• **Exercise instructions**
How many of the lines here include "luchado"? Answer with a single number.

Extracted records
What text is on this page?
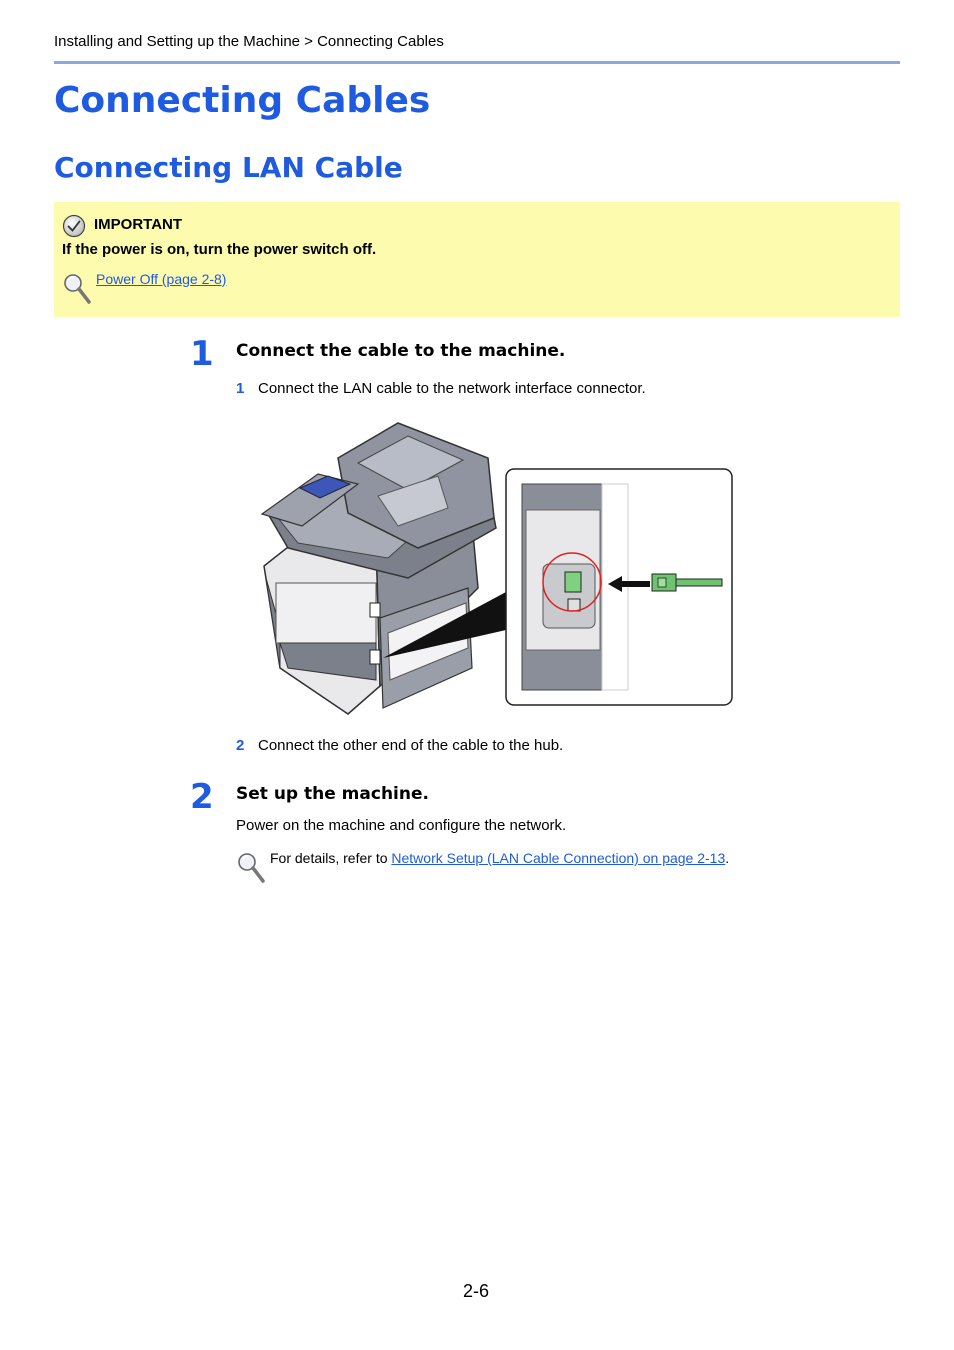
Installing and Setting up the Machine > Connecting Cables
Connecting Cables
Connecting LAN Cable
IMPORTANT
If the power is on, turn the power switch off.
Power Off (page 2-8)
1 Connect the cable to the machine.
1 Connect the LAN cable to the network interface connector.
2 Connect the other end of the cable to the hub.
2 Set up the machine.
Power on the machine and configure the network.
For details, refer to Network Setup (LAN Cable Connection) on page 2-13.
2-6
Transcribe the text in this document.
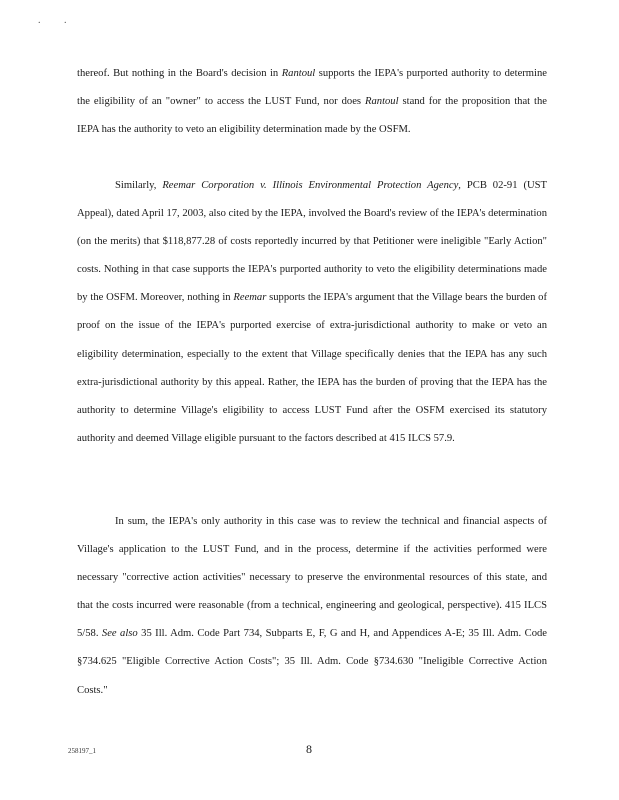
. .

thereof. But nothing in the Board's decision in Rantoul supports the IEPA's purported authority to determine the eligibility of an "owner" to access the LUST Fund, nor does Rantoul stand for the proposition that the IEPA has the authority to veto an eligibility determination made by the OSFM.

Similarly, Reemar Corporation v. Illinois Environmental Protection Agency, PCB 02-91 (UST Appeal), dated April 17, 2003, also cited by the IEPA, involved the Board's review of the IEPA's determination (on the merits) that $118,877.28 of costs reportedly incurred by that Petitioner were ineligible "Early Action" costs. Nothing in that case supports the IEPA's purported authority to veto the eligibility determinations made by the OSFM. Moreover, nothing in Reemar supports the IEPA's argument that the Village bears the burden of proof on the issue of the IEPA's purported exercise of extra-jurisdictional authority to make or veto an eligibility determination, especially to the extent that Village specifically denies that the IEPA has any such extra-jurisdictional authority by this appeal. Rather, the IEPA has the burden of proving that the IEPA has the authority to determine Village's eligibility to access LUST Fund after the OSFM exercised its statutory authority and deemed Village eligible pursuant to the factors described at 415 ILCS 57.9.

In sum, the IEPA's only authority in this case was to review the technical and financial aspects of Village's application to the LUST Fund, and in the process, determine if the activities performed were necessary "corrective action activities" necessary to preserve the environmental resources of this state, and that the costs incurred were reasonable (from a technical, engineering and geological, perspective). 415 ILCS 5/58. See also 35 Ill. Adm. Code Part 734, Subparts E, F, G and H, and Appendices A-E; 35 Ill. Adm. Code §734.625 "Eligible Corrective Action Costs"; 35 Ill. Adm. Code §734.630 "Ineligible Corrective Action Costs."

258197_1	8
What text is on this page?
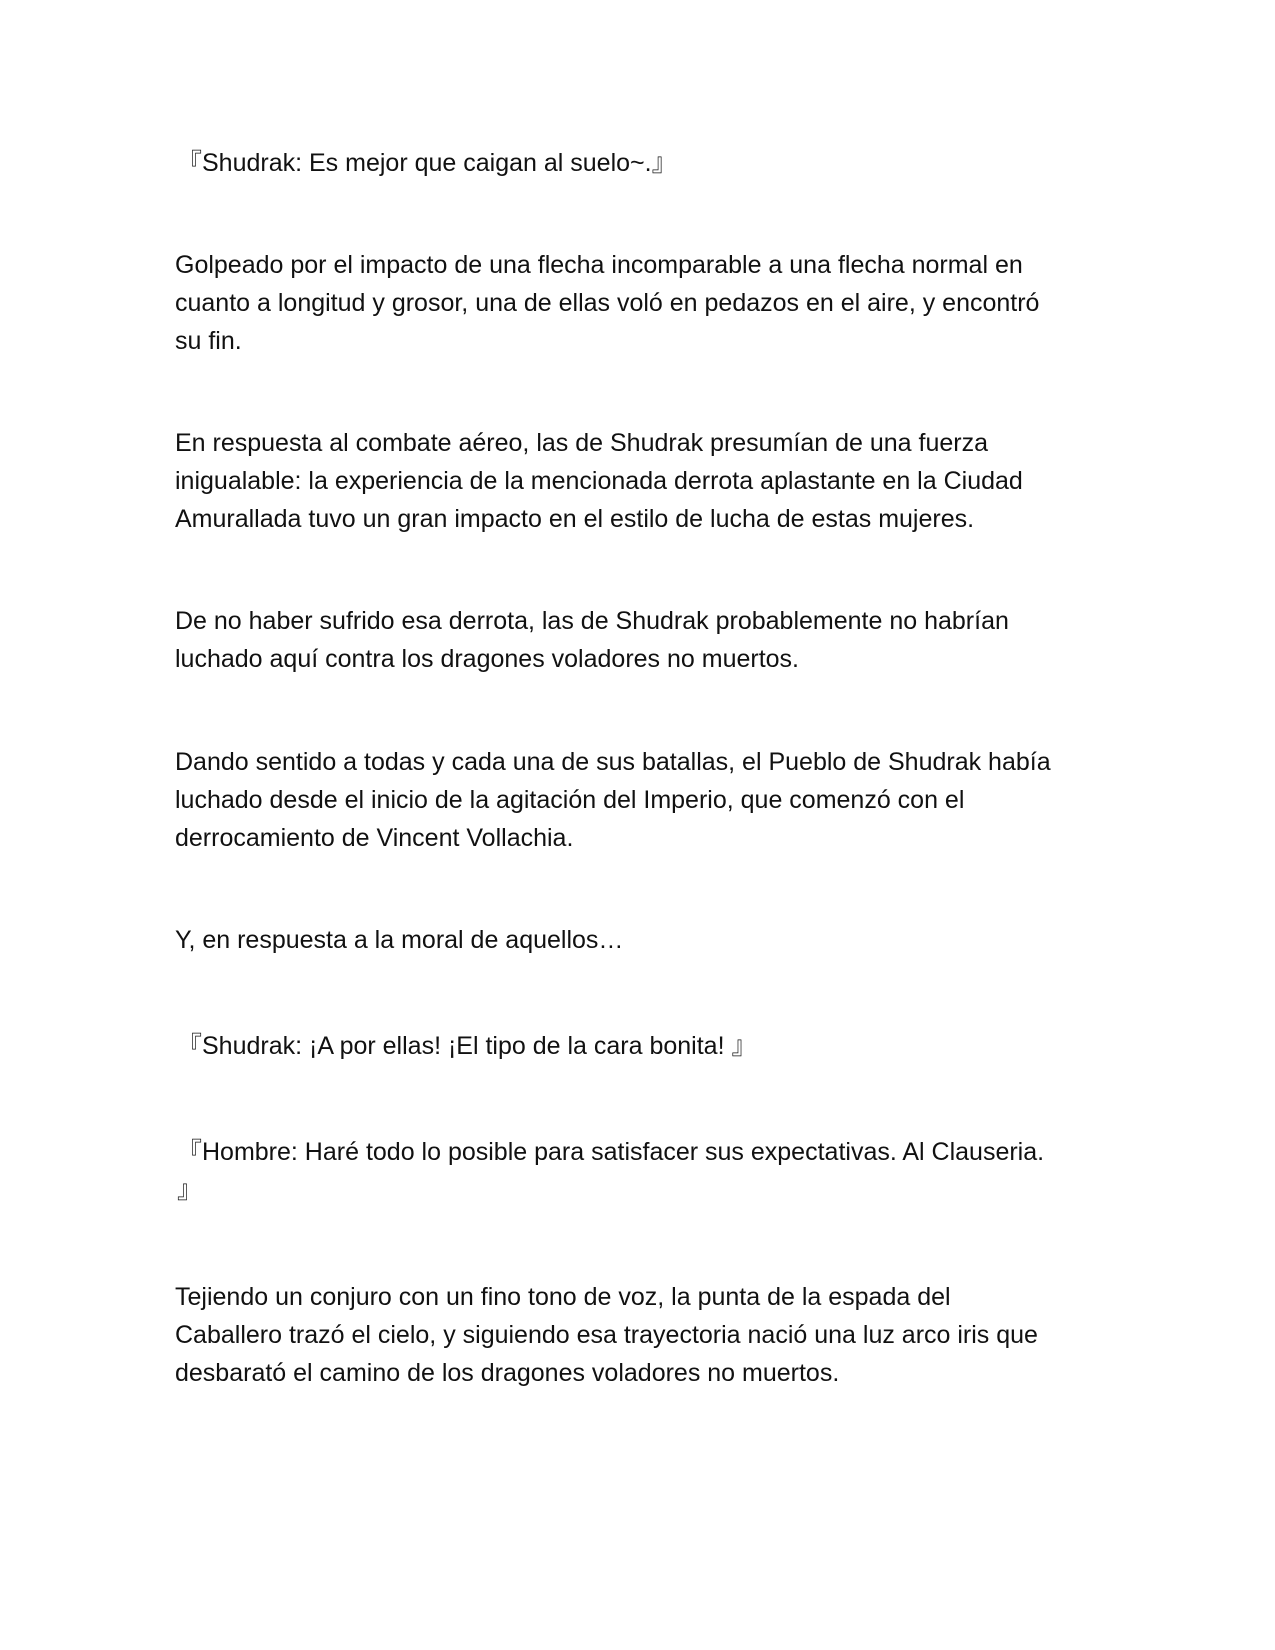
『Shudrak: Es mejor que caigan al suelo~.』

Golpeado por el impacto de una flecha incomparable a una flecha normal en
cuanto a longitud y grosor, una de ellas voló en pedazos en el aire, y encontró
su fin.

En respuesta al combate aéreo, las de Shudrak presumían de una fuerza
inigualable: la experiencia de la mencionada derrota aplastante en la Ciudad
Amurallada tuvo un gran impacto en el estilo de lucha de estas mujeres.

De no haber sufrido esa derrota, las de Shudrak probablemente no habrían
luchado aquí contra los dragones voladores no muertos.

Dando sentido a todas y cada una de sus batallas, el Pueblo de Shudrak había
luchado desde el inicio de la agitación del Imperio, que comenzó con el
derrocamiento de Vincent Vollachia.

Y, en respuesta a la moral de aquellos…

『Shudrak: ¡A por ellas! ¡El tipo de la cara bonita! 』

『Hombre: Haré todo lo posible para satisfacer sus expectativas. Al Clauseria.
』

Tejiendo un conjuro con un fino tono de voz, la punta de la espada del
Caballero trazó el cielo, y siguiendo esa trayectoria nació una luz arco iris que
desbarató el camino de los dragones voladores no muertos.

• **Output of the exercise**
2